[Part of a data file]
>> begin
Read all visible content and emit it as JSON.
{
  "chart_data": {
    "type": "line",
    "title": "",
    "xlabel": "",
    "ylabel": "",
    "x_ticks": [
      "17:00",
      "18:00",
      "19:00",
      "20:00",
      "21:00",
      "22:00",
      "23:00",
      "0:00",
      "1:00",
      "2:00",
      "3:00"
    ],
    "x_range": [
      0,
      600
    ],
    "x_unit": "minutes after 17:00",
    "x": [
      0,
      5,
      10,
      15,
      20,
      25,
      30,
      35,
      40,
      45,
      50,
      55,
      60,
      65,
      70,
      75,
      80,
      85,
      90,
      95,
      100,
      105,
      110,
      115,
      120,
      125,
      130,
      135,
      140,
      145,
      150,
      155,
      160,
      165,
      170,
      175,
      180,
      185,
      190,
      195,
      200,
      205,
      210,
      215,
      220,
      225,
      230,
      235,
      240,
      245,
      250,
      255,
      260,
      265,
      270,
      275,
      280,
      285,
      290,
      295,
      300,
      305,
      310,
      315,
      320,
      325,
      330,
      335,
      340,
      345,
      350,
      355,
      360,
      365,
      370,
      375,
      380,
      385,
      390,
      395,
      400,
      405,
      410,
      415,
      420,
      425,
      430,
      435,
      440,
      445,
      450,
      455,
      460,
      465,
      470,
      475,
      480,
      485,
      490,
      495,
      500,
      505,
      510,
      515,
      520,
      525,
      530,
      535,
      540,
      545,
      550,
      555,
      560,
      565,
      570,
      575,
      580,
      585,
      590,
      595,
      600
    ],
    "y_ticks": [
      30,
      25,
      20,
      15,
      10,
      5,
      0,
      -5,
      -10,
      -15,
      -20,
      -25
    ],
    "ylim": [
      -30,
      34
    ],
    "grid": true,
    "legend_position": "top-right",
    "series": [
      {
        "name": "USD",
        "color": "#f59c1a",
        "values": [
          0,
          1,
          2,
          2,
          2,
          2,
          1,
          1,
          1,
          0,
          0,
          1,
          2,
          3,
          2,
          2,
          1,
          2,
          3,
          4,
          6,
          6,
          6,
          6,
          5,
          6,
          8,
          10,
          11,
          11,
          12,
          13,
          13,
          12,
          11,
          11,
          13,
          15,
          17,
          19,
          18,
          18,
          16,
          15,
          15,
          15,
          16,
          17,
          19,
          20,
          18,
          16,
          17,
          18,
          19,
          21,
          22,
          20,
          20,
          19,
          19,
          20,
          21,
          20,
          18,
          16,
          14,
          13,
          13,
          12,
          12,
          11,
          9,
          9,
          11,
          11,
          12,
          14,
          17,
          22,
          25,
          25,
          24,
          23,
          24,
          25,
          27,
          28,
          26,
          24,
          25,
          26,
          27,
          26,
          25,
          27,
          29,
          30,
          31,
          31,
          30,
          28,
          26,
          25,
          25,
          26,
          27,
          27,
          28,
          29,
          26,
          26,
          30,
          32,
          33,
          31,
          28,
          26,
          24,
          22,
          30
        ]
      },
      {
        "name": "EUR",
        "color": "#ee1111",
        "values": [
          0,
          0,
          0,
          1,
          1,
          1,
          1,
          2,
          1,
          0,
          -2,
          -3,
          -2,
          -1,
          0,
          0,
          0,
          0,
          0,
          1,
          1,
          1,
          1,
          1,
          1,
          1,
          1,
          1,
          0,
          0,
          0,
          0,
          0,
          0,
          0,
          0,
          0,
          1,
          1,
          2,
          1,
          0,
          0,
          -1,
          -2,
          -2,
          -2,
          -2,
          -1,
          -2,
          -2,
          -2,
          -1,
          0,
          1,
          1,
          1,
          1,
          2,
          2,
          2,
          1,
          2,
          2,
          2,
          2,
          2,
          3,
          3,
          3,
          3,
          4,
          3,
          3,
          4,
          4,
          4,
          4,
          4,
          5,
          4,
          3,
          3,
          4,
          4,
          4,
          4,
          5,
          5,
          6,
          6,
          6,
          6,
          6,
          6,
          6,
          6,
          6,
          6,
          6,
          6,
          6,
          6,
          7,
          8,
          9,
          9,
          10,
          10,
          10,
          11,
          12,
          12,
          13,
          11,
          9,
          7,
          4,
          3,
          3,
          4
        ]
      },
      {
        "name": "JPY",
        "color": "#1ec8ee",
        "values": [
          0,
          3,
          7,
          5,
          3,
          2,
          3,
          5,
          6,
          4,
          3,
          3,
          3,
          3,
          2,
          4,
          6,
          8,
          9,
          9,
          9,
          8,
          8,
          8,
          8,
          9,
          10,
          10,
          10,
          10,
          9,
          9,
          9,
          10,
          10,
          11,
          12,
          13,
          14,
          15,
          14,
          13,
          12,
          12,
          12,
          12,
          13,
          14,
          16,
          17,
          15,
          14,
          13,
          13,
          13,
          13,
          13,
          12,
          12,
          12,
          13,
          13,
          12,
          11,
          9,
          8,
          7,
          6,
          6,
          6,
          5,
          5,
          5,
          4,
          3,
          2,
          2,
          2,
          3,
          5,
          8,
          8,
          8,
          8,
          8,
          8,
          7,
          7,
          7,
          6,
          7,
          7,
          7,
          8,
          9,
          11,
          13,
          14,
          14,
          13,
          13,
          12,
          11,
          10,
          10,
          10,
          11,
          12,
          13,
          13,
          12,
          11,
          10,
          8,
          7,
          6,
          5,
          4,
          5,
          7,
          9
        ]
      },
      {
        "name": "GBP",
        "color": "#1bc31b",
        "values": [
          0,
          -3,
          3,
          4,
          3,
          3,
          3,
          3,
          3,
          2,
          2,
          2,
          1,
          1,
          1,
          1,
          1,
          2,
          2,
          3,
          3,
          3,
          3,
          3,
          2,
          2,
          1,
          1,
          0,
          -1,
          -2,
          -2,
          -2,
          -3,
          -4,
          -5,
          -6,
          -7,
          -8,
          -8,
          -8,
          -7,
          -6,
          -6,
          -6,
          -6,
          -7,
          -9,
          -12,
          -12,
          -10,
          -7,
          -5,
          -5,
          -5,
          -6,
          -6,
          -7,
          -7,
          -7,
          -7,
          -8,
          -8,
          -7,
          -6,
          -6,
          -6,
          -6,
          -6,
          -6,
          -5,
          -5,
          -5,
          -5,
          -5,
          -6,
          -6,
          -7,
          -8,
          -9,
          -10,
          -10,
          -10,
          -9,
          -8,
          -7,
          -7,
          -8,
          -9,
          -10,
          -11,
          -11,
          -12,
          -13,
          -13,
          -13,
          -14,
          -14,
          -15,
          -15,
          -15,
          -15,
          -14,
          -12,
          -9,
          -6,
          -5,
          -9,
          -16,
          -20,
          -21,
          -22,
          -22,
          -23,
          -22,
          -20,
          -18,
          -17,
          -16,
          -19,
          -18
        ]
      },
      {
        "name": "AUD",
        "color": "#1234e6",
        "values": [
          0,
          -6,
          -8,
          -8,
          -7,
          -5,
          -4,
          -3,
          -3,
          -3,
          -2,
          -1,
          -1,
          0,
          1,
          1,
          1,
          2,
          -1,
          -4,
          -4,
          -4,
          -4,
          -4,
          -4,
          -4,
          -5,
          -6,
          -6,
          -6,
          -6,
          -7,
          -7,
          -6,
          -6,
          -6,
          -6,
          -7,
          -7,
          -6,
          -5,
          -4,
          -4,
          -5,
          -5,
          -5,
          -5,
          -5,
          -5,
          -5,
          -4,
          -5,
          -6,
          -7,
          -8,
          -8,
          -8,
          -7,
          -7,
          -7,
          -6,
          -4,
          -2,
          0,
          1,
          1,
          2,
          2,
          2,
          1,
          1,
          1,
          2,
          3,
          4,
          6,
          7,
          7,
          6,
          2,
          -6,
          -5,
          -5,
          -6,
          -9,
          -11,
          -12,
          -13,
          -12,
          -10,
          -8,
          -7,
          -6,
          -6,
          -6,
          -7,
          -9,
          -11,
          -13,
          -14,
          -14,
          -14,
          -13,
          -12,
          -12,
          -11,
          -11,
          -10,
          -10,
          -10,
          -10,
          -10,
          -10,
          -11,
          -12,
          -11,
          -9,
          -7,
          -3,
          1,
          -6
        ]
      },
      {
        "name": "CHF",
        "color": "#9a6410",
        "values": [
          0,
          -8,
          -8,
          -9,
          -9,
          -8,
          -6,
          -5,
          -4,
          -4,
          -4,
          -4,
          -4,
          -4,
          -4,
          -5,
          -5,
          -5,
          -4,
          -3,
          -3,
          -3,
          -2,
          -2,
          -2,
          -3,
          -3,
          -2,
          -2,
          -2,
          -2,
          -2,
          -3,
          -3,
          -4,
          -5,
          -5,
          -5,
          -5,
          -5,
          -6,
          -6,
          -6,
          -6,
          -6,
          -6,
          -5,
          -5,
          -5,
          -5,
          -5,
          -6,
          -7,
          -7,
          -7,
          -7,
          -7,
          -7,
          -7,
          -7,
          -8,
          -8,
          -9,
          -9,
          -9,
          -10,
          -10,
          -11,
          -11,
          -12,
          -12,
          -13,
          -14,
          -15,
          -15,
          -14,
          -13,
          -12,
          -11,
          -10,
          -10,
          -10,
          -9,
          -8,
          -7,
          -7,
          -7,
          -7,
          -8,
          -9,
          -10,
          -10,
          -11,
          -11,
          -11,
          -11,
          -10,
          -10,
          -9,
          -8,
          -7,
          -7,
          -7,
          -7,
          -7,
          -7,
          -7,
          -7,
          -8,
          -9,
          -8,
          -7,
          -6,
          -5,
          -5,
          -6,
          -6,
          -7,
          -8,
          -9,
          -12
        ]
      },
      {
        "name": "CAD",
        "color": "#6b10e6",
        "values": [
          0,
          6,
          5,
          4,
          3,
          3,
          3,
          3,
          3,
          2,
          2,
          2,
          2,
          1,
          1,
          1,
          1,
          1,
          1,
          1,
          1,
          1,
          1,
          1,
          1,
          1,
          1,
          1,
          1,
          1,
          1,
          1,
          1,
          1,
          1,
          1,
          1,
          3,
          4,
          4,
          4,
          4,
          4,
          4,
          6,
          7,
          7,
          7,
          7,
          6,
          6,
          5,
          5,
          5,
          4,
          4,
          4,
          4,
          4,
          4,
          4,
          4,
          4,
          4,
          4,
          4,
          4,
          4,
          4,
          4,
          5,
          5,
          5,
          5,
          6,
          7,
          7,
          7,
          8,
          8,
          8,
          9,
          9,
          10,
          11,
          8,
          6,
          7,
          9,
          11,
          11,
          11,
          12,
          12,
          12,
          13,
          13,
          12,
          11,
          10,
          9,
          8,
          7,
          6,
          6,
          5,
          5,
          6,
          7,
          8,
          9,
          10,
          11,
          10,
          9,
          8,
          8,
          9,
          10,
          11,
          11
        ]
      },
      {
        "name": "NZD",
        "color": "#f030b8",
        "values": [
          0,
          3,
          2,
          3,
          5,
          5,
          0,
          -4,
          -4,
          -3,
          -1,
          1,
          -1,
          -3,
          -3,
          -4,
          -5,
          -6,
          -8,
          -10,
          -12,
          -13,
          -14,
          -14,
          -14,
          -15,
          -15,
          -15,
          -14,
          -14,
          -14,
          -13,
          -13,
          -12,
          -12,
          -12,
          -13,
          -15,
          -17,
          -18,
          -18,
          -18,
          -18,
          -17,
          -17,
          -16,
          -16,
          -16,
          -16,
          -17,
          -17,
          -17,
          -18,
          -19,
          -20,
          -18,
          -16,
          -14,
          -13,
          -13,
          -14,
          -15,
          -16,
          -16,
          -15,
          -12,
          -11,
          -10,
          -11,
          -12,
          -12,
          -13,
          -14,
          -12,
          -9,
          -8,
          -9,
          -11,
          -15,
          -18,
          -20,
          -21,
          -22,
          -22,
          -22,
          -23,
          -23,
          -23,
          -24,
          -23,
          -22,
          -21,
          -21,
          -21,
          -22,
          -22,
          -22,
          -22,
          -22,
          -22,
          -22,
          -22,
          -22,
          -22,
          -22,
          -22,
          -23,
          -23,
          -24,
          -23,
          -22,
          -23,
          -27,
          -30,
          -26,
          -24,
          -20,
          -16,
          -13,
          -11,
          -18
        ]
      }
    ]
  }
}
>> end
» Job
Read the data above. Pull out each line in which the string "name" appears.

» Answer in full
        "name": "USD",
        "name": "EUR",
        "name": "JPY",
        "name": "GBP",
        "name": "AUD",
        "name": "CHF",
        "name": "CAD",
        "name": "NZD",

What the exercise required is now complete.